Gather every row below that contains the string "overall" and copy each one in full. Case counts.

#### DATA PROVIDED

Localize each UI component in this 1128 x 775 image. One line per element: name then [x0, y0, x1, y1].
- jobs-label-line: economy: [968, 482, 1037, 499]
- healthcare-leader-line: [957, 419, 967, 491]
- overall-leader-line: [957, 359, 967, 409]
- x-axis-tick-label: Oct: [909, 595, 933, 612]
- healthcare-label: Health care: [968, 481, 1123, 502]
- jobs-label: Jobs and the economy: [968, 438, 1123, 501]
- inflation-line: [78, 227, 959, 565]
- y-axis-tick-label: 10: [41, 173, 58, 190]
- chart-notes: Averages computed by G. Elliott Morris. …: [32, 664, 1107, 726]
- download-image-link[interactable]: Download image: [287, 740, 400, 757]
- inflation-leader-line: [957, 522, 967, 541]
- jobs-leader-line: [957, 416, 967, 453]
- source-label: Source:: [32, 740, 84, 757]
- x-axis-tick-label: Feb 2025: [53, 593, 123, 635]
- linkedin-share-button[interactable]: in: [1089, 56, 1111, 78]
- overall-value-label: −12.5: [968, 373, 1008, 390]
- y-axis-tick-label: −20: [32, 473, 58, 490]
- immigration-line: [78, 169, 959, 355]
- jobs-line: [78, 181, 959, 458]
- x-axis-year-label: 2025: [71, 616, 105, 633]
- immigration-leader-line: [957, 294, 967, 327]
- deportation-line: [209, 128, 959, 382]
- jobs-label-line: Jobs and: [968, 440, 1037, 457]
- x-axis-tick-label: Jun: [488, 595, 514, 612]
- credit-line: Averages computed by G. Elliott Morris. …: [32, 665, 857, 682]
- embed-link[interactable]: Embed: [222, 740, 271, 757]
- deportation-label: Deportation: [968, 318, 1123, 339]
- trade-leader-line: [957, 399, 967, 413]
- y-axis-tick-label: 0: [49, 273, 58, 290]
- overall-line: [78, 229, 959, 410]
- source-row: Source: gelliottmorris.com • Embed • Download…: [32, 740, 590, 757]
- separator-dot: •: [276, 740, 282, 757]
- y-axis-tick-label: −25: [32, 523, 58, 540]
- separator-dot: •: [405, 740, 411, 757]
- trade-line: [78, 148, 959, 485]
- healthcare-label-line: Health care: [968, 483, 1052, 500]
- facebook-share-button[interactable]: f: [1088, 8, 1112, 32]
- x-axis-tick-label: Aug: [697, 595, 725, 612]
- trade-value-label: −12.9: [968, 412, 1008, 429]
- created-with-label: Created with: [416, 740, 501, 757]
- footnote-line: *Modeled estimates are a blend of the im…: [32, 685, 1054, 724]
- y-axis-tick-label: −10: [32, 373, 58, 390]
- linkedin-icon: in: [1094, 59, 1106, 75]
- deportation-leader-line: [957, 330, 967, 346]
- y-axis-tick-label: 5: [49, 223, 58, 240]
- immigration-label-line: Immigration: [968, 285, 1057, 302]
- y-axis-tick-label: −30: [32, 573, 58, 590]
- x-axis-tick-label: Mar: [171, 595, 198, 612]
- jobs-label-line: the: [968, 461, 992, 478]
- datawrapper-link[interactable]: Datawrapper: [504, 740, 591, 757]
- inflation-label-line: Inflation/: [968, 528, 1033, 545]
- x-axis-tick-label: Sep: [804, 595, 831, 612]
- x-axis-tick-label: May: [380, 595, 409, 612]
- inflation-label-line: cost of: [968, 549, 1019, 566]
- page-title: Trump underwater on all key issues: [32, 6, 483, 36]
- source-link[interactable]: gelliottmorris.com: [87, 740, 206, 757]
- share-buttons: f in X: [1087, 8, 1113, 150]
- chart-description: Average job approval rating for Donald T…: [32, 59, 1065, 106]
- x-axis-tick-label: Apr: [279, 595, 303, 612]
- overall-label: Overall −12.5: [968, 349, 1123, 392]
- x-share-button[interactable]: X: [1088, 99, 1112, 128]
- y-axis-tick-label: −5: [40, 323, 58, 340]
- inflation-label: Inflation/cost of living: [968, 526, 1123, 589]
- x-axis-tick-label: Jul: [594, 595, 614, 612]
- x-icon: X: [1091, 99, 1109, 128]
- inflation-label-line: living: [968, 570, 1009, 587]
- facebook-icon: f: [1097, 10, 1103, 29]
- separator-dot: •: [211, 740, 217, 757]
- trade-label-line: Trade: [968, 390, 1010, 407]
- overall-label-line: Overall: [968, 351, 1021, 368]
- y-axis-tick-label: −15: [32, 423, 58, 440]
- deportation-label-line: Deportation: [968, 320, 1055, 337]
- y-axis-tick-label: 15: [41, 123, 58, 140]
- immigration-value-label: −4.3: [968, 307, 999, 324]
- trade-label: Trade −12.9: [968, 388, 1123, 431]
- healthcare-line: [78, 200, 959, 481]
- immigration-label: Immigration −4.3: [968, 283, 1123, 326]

########

ANSWER IN FULL:
- overall-leader-line: [957, 359, 967, 409]
- overall-value-label: −12.5: [968, 373, 1008, 390]
- overall-line: [78, 229, 959, 410]
- overall-label: Overall −12.5: [968, 349, 1123, 392]
- overall-label-line: Overall: [968, 351, 1021, 368]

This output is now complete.